_The task_: Your answer should be a single number: the count of lines holding the word "Online".

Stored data
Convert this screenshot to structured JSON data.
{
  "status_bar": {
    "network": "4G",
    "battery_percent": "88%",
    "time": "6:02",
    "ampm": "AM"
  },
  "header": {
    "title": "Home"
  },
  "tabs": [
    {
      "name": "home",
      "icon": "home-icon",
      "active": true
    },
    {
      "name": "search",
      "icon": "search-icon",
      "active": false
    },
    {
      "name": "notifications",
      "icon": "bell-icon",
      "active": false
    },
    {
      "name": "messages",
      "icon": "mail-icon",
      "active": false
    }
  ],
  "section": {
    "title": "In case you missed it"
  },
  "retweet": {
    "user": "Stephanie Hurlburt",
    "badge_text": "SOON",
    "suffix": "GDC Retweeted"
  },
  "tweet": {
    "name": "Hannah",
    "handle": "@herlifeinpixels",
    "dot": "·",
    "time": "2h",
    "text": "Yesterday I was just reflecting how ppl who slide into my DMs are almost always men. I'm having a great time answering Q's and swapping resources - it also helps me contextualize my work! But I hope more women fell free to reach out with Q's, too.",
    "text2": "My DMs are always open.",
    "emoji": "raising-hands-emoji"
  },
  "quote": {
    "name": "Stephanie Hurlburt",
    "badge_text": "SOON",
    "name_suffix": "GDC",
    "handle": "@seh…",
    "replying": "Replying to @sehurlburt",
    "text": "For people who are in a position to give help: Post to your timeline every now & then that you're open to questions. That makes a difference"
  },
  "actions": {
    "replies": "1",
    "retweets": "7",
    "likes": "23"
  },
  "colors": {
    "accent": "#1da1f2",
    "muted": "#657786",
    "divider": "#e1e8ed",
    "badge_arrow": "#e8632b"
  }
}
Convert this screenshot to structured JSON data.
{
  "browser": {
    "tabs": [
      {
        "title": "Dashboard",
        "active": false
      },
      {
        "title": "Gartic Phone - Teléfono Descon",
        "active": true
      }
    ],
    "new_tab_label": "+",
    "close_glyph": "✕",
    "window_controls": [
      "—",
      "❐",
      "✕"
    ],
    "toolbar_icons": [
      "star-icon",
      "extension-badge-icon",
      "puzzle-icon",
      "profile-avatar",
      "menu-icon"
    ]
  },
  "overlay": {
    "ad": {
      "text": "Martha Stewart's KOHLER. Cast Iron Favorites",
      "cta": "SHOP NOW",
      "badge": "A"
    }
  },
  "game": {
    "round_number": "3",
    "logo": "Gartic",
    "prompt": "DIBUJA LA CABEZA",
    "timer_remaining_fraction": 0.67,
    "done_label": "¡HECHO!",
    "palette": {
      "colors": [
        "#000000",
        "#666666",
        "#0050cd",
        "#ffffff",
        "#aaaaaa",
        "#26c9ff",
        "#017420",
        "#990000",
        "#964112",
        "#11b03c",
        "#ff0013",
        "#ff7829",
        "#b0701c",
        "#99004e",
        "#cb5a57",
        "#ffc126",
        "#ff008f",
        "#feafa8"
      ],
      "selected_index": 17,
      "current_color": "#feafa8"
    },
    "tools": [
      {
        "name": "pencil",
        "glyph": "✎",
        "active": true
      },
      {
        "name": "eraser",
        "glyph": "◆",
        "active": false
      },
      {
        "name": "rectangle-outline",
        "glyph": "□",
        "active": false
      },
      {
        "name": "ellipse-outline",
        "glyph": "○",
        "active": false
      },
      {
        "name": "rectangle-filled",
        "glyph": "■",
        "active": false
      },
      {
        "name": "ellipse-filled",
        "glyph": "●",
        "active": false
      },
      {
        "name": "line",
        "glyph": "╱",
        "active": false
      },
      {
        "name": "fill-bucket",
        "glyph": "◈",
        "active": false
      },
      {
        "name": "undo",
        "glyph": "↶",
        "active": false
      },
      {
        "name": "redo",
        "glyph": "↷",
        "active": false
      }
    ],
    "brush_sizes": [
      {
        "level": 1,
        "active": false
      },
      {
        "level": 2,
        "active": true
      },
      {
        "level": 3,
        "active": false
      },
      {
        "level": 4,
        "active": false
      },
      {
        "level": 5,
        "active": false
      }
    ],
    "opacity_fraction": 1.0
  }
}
--
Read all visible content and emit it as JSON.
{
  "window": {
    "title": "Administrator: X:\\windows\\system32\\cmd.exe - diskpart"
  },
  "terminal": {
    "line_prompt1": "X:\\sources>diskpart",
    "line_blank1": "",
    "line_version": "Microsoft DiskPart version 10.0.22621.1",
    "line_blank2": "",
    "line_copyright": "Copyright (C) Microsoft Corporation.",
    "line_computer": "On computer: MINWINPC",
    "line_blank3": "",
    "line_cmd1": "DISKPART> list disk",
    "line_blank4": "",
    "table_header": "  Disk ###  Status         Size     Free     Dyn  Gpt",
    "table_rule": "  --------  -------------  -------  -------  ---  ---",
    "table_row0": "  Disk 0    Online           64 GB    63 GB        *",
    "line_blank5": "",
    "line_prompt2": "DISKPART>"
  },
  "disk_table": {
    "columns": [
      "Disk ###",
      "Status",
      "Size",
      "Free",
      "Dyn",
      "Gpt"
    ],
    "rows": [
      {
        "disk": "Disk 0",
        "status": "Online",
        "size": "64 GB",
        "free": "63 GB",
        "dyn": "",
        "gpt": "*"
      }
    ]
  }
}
==
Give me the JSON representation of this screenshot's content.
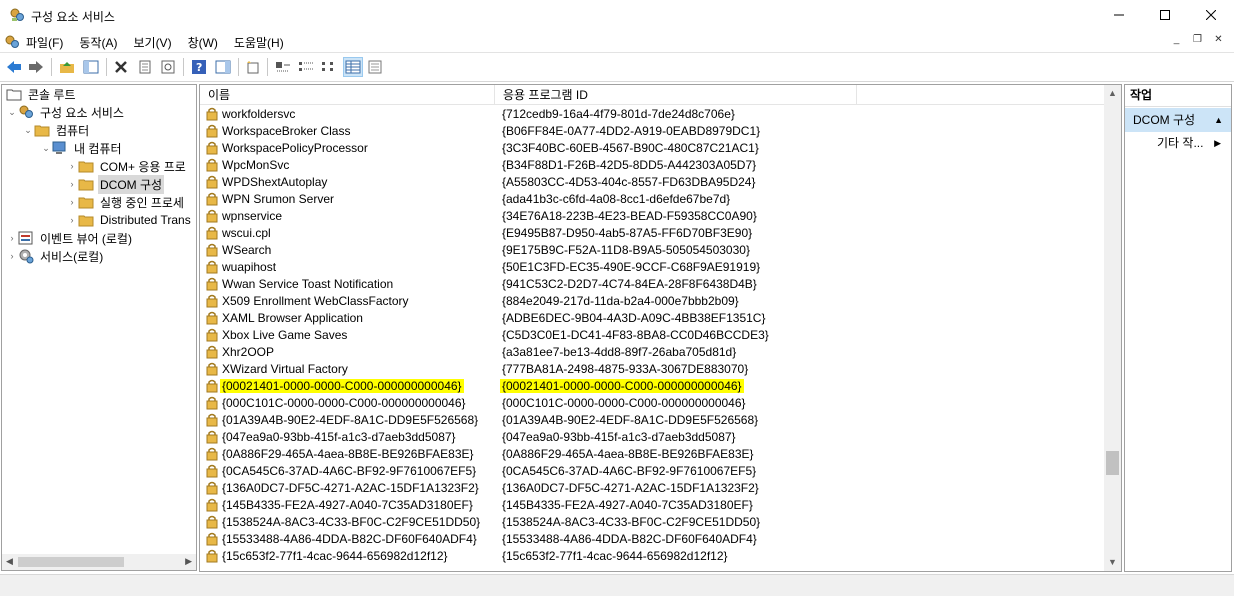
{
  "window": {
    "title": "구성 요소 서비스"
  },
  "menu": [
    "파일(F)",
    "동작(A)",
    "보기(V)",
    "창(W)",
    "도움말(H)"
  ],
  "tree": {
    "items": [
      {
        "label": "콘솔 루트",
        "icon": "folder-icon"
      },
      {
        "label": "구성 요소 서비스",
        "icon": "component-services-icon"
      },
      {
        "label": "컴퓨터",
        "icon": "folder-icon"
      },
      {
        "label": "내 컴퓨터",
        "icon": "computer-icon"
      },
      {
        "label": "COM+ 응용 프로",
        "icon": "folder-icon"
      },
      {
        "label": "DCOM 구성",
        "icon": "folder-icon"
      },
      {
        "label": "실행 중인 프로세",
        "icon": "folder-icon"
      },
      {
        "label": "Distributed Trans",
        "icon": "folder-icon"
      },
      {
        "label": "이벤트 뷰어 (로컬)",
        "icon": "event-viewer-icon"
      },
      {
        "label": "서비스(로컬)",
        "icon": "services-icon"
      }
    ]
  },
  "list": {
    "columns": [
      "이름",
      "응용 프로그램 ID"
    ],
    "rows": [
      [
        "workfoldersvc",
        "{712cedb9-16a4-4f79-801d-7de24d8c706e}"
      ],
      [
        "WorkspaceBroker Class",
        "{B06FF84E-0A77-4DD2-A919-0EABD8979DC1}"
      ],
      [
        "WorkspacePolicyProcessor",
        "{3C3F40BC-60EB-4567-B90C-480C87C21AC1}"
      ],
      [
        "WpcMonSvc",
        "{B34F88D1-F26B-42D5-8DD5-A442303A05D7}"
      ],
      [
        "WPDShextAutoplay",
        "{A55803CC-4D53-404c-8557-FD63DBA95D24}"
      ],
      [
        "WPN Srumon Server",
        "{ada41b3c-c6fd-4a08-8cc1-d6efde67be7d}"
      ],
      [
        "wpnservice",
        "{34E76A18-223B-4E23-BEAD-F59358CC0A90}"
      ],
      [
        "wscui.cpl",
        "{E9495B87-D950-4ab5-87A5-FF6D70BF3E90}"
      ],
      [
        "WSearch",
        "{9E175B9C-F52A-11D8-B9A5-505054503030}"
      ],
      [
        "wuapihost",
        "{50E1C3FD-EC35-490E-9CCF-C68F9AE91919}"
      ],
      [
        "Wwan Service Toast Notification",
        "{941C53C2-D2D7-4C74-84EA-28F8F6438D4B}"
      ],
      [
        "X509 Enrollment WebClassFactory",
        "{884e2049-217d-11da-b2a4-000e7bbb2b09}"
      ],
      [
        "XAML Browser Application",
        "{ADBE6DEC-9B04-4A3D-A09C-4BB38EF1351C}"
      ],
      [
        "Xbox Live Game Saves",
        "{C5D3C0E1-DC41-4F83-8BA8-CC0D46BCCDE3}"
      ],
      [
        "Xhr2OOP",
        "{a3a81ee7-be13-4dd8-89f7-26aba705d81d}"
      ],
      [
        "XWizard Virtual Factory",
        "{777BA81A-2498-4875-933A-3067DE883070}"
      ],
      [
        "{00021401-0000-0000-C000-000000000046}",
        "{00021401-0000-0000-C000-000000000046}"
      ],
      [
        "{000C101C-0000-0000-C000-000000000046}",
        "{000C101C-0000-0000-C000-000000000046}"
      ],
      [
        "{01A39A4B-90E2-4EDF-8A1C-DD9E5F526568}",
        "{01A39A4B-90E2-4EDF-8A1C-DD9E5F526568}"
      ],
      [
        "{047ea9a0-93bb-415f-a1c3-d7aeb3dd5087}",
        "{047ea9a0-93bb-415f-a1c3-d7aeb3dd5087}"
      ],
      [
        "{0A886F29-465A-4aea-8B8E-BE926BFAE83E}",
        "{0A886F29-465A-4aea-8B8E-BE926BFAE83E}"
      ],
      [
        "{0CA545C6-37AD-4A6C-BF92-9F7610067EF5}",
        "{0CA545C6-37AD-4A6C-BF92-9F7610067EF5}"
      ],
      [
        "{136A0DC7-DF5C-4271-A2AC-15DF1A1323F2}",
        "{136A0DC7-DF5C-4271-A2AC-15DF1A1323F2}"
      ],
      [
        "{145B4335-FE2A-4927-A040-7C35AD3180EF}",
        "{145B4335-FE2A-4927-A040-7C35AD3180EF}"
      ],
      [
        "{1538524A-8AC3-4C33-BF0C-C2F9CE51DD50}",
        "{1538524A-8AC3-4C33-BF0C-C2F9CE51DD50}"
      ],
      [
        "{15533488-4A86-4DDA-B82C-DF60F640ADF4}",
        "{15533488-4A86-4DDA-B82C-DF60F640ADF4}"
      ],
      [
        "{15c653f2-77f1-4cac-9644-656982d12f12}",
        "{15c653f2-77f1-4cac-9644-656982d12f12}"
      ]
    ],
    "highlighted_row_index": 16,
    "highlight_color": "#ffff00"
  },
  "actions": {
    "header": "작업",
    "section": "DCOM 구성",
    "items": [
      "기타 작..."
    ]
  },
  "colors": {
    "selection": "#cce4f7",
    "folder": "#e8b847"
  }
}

_Reply to the task_: 2